_WRITTEN INSTRUCTION_: Reproduce all the entries exactly.

_GIVEN RECORDS_:
+++++

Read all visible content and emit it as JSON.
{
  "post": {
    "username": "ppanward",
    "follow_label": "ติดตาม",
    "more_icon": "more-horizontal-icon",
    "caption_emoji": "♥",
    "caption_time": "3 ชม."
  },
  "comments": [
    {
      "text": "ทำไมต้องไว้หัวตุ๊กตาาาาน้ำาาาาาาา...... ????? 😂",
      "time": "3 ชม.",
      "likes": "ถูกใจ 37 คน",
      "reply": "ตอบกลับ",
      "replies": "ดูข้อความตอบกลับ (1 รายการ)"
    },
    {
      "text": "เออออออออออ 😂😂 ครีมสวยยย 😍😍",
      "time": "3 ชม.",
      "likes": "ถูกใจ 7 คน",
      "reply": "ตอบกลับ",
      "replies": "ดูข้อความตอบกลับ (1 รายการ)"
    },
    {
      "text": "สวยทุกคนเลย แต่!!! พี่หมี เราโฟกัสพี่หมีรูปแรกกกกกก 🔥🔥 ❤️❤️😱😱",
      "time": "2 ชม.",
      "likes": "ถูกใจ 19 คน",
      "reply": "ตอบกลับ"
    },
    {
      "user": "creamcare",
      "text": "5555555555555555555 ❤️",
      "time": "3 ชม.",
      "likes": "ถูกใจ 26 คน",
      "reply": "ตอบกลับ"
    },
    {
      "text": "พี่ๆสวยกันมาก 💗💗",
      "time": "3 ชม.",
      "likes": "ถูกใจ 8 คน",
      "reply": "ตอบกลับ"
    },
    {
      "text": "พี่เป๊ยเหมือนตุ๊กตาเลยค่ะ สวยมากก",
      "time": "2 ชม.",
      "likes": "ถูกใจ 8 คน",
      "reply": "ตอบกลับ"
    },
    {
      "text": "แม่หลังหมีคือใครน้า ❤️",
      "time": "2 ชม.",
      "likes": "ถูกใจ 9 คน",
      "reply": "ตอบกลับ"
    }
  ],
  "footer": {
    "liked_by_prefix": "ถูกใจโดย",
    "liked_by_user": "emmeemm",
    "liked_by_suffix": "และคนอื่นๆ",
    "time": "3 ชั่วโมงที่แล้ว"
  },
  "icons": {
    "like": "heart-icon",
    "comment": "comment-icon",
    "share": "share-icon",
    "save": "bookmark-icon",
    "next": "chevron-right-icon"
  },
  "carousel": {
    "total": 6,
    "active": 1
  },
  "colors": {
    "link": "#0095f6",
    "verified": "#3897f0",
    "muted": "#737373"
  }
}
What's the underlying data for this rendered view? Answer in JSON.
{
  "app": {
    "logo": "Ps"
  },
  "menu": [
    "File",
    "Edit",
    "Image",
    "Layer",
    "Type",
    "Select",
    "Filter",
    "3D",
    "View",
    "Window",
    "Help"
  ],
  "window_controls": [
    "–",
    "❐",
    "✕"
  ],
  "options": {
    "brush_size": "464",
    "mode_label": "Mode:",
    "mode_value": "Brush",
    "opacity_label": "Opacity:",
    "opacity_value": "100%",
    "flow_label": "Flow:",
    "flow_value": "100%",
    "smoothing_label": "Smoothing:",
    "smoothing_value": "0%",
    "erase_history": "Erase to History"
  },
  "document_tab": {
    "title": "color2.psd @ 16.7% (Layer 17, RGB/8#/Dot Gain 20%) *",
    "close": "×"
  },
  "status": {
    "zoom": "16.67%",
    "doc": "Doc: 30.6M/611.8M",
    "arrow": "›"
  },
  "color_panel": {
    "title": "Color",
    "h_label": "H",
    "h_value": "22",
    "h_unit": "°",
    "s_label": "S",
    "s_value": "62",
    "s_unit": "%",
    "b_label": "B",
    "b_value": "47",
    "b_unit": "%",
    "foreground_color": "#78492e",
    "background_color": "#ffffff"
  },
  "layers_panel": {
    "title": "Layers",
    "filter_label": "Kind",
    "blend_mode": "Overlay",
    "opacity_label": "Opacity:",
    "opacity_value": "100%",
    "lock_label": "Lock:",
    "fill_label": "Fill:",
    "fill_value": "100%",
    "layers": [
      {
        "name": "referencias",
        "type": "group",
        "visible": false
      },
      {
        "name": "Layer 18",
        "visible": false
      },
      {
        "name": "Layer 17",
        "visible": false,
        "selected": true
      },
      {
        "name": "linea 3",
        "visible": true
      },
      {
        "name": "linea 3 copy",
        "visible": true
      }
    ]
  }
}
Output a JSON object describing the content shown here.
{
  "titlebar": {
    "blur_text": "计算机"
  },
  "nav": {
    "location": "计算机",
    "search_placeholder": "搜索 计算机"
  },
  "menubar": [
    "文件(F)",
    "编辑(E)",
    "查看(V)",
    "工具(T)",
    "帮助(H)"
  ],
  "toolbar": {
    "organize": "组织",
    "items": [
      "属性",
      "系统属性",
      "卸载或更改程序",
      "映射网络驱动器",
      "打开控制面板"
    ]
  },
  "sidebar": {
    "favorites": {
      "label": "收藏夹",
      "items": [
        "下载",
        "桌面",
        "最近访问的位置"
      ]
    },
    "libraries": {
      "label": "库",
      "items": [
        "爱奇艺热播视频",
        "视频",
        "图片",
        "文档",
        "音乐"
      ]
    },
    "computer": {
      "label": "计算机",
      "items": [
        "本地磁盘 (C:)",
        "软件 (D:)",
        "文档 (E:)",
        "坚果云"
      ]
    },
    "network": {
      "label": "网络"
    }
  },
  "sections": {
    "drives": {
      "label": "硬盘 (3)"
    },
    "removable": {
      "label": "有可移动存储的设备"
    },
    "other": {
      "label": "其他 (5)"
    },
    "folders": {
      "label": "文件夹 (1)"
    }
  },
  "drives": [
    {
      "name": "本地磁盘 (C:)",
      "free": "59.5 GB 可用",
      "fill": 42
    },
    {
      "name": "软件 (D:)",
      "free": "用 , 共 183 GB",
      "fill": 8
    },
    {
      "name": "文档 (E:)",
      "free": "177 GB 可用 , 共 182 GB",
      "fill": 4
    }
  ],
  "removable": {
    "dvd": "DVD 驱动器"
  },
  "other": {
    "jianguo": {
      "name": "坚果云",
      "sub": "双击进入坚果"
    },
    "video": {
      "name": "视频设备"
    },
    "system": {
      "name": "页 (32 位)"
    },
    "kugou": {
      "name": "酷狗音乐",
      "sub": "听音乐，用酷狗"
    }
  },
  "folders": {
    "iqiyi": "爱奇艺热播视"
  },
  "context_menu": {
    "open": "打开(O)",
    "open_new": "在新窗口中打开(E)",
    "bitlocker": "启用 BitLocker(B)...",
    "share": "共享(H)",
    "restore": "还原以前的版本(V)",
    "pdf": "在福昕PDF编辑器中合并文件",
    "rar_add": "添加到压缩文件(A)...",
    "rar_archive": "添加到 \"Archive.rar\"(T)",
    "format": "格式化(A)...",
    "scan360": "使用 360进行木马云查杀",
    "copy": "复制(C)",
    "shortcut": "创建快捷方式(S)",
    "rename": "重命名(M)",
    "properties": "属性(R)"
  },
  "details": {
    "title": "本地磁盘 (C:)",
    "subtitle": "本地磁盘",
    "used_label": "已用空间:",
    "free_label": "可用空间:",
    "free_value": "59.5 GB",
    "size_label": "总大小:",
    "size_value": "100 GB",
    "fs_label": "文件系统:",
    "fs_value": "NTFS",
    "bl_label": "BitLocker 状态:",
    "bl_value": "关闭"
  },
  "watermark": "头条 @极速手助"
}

+++++

_RESPONSE_:
Read all visible content and emit it as JSON.
{
  "post": {
    "username": "ppanward",
    "follow_label": "ติดตาม",
    "more_icon": "more-horizontal-icon",
    "caption_emoji": "♥",
    "caption_time": "3 ชม."
  },
  "comments": [
    {
      "text": "ทำไมต้องไว้หัวตุ๊กตาาาาน้ำาาาาาาา...... ????? 😂",
      "time": "3 ชม.",
      "likes": "ถูกใจ 37 คน",
      "reply": "ตอบกลับ",
      "replies": "ดูข้อความตอบกลับ (1 รายการ)"
    },
    {
      "text": "เออออออออออ 😂😂 ครีมสวยยย 😍😍",
      "time": "3 ชม.",
      "likes": "ถูกใจ 7 คน",
      "reply": "ตอบกลับ",
      "replies": "ดูข้อความตอบกลับ (1 รายการ)"
    },
    {
      "text": "สวยทุกคนเลย แต่!!! พี่หมี เราโฟกัสพี่หมีรูปแรกกกกกก 🔥🔥 ❤️❤️😱😱",
      "time": "2 ชม.",
      "likes": "ถูกใจ 19 คน",
      "reply": "ตอบกลับ"
    },
    {
      "user": "creamcare",
      "text": "5555555555555555555 ❤️",
      "time": "3 ชม.",
      "likes": "ถูกใจ 26 คน",
      "reply": "ตอบกลับ"
    },
    {
      "text": "พี่ๆสวยกันมาก 💗💗",
      "time": "3 ชม.",
      "likes": "ถูกใจ 8 คน",
      "reply": "ตอบกลับ"
    },
    {
      "text": "พี่เป๊ยเหมือนตุ๊กตาเลยค่ะ สวยมากก",
      "time": "2 ชม.",
      "likes": "ถูกใจ 8 คน",
      "reply": "ตอบกลับ"
    },
    {
      "text": "แม่หลังหมีคือใครน้า ❤️",
      "time": "2 ชม.",
      "likes": "ถูกใจ 9 คน",
      "reply": "ตอบกลับ"
    }
  ],
  "footer": {
    "liked_by_prefix": "ถูกใจโดย",
    "liked_by_user": "emmeemm",
    "liked_by_suffix": "และคนอื่นๆ",
    "time": "3 ชั่วโมงที่แล้ว"
  },
  "icons": {
    "like": "heart-icon",
    "comment": "comment-icon",
    "share": "share-icon",
    "save": "bookmark-icon",
    "next": "chevron-right-icon"
  },
  "carousel": {
    "total": 6,
    "active": 1
  },
  "colors": {
    "link": "#0095f6",
    "verified": "#3897f0",
    "muted": "#737373"
  }
}
What's the underlying data for this rendered view? Answer in JSON.
{
  "app": {
    "logo": "Ps"
  },
  "menu": [
    "File",
    "Edit",
    "Image",
    "Layer",
    "Type",
    "Select",
    "Filter",
    "3D",
    "View",
    "Window",
    "Help"
  ],
  "window_controls": [
    "–",
    "❐",
    "✕"
  ],
  "options": {
    "brush_size": "464",
    "mode_label": "Mode:",
    "mode_value": "Brush",
    "opacity_label": "Opacity:",
    "opacity_value": "100%",
    "flow_label": "Flow:",
    "flow_value": "100%",
    "smoothing_label": "Smoothing:",
    "smoothing_value": "0%",
    "erase_history": "Erase to History"
  },
  "document_tab": {
    "title": "color2.psd @ 16.7% (Layer 17, RGB/8#/Dot Gain 20%) *",
    "close": "×"
  },
  "status": {
    "zoom": "16.67%",
    "doc": "Doc: 30.6M/611.8M",
    "arrow": "›"
  },
  "color_panel": {
    "title": "Color",
    "h_label": "H",
    "h_value": "22",
    "h_unit": "°",
    "s_label": "S",
    "s_value": "62",
    "s_unit": "%",
    "b_label": "B",
    "b_value": "47",
    "b_unit": "%",
    "foreground_color": "#78492e",
    "background_color": "#ffffff"
  },
  "layers_panel": {
    "title": "Layers",
    "filter_label": "Kind",
    "blend_mode": "Overlay",
    "opacity_label": "Opacity:",
    "opacity_value": "100%",
    "lock_label": "Lock:",
    "fill_label": "Fill:",
    "fill_value": "100%",
    "layers": [
      {
        "name": "referencias",
        "type": "group",
        "visible": false
      },
      {
        "name": "Layer 18",
        "visible": false
      },
      {
        "name": "Layer 17",
        "visible": false,
        "selected": true
      },
      {
        "name": "linea 3",
        "visible": true
      },
      {
        "name": "linea 3 copy",
        "visible": true
      }
    ]
  }
}
Output a JSON object describing the content shown here.
{
  "titlebar": {
    "blur_text": "计算机"
  },
  "nav": {
    "location": "计算机",
    "search_placeholder": "搜索 计算机"
  },
  "menubar": [
    "文件(F)",
    "编辑(E)",
    "查看(V)",
    "工具(T)",
    "帮助(H)"
  ],
  "toolbar": {
    "organize": "组织",
    "items": [
      "属性",
      "系统属性",
      "卸载或更改程序",
      "映射网络驱动器",
      "打开控制面板"
    ]
  },
  "sidebar": {
    "favorites": {
      "label": "收藏夹",
      "items": [
        "下载",
        "桌面",
        "最近访问的位置"
      ]
    },
    "libraries": {
      "label": "库",
      "items": [
        "爱奇艺热播视频",
        "视频",
        "图片",
        "文档",
        "音乐"
      ]
    },
    "computer": {
      "label": "计算机",
      "items": [
        "本地磁盘 (C:)",
        "软件 (D:)",
        "文档 (E:)",
        "坚果云"
      ]
    },
    "network": {
      "label": "网络"
    }
  },
  "sections": {
    "drives": {
      "label": "硬盘 (3)"
    },
    "removable": {
      "label": "有可移动存储的设备"
    },
    "other": {
      "label": "其他 (5)"
    },
    "folders": {
      "label": "文件夹 (1)"
    }
  },
  "drives": [
    {
      "name": "本地磁盘 (C:)",
      "free": "59.5 GB 可用",
      "fill": 42
    },
    {
      "name": "软件 (D:)",
      "free": "用 , 共 183 GB",
      "fill": 8
    },
    {
      "name": "文档 (E:)",
      "free": "177 GB 可用 , 共 182 GB",
      "fill": 4
    }
  ],
  "removable": {
    "dvd": "DVD 驱动器"
  },
  "other": {
    "jianguo": {
      "name": "坚果云",
      "sub": "双击进入坚果"
    },
    "video": {
      "name": "视频设备"
    },
    "system": {
      "name": "页 (32 位)"
    },
    "kugou": {
      "name": "酷狗音乐",
      "sub": "听音乐，用酷狗"
    }
  },
  "folders": {
    "iqiyi": "爱奇艺热播视"
  },
  "context_menu": {
    "open": "打开(O)",
    "open_new": "在新窗口中打开(E)",
    "bitlocker": "启用 BitLocker(B)...",
    "share": "共享(H)",
    "restore": "还原以前的版本(V)",
    "pdf": "在福昕PDF编辑器中合并文件",
    "rar_add": "添加到压缩文件(A)...",
    "rar_archive": "添加到 \"Archive.rar\"(T)",
    "format": "格式化(A)...",
    "scan360": "使用 360进行木马云查杀",
    "copy": "复制(C)",
    "shortcut": "创建快捷方式(S)",
    "rename": "重命名(M)",
    "properties": "属性(R)"
  },
  "details": {
    "title": "本地磁盘 (C:)",
    "subtitle": "本地磁盘",
    "used_label": "已用空间:",
    "free_label": "可用空间:",
    "free_value": "59.5 GB",
    "size_label": "总大小:",
    "size_value": "100 GB",
    "fs_label": "文件系统:",
    "fs_value": "NTFS",
    "bl_label": "BitLocker 状态:",
    "bl_value": "关闭"
  },
  "watermark": "头条 @极速手助"
}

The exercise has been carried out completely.